## Begin Listed records

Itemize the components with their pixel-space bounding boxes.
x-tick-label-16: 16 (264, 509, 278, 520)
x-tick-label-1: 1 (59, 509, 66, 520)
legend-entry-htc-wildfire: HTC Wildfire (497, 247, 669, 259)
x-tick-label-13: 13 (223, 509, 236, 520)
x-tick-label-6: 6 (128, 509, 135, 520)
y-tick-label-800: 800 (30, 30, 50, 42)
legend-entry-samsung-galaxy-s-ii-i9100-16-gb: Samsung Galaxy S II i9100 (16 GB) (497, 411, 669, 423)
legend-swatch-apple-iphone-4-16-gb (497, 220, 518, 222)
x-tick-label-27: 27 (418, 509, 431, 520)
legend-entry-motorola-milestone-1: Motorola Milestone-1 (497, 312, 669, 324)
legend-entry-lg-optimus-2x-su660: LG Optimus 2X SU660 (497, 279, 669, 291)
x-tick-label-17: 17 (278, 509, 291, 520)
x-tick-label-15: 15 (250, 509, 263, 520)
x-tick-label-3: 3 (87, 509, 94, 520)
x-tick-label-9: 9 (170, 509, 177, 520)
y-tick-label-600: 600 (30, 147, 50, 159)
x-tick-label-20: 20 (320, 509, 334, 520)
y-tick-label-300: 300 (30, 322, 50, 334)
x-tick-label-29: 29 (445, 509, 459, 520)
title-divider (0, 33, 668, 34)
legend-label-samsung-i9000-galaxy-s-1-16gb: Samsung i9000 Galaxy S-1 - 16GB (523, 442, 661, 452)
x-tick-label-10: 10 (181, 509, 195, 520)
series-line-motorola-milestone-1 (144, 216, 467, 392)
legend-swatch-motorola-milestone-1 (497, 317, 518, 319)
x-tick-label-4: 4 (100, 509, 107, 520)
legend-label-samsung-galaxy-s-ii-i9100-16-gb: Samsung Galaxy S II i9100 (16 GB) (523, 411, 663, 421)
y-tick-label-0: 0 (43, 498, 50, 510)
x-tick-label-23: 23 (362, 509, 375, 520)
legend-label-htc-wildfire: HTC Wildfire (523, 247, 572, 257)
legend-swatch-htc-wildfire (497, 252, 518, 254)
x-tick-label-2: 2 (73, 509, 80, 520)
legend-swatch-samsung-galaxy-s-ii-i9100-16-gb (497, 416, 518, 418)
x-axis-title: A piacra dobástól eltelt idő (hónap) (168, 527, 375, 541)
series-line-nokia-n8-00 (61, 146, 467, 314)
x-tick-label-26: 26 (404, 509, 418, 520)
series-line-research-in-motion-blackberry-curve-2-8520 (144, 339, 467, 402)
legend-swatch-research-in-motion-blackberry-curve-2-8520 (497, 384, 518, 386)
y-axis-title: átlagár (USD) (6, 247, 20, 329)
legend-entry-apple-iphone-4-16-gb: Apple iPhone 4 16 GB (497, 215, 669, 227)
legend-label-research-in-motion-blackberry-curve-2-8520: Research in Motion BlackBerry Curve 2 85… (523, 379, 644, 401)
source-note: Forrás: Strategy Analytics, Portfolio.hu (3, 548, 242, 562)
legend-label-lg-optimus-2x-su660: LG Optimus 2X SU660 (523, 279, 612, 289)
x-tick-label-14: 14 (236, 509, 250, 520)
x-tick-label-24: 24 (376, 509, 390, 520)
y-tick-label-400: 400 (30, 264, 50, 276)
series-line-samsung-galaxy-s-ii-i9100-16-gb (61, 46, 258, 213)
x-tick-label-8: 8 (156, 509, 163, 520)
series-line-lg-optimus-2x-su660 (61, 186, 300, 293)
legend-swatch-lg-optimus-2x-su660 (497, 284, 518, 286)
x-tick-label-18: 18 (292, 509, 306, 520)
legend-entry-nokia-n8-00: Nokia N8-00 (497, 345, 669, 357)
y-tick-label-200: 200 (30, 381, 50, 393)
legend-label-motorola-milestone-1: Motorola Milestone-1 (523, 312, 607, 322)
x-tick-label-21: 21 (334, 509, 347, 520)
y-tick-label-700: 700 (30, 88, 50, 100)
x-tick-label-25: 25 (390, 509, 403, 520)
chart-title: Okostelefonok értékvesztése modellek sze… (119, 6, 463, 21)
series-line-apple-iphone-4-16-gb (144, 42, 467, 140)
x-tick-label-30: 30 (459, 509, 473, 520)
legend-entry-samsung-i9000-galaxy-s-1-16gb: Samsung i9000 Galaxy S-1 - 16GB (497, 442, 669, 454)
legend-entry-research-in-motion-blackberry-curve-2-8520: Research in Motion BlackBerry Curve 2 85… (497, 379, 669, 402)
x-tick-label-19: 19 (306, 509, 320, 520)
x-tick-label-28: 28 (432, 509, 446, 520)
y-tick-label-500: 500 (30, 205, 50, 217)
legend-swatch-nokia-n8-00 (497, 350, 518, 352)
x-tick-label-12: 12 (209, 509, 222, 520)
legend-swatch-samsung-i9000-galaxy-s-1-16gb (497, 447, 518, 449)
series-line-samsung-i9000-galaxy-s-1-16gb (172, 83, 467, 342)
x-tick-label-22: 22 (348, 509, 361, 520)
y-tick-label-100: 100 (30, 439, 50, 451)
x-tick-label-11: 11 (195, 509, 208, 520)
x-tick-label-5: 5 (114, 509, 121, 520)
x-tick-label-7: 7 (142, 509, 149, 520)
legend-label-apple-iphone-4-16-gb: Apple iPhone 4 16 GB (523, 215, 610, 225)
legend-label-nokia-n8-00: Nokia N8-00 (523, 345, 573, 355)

## End Listed records

* **Given problem**
How many lines of the entries contain the string "axis", matching case exactly? Reply with only the number.

* **Exercise solution**
2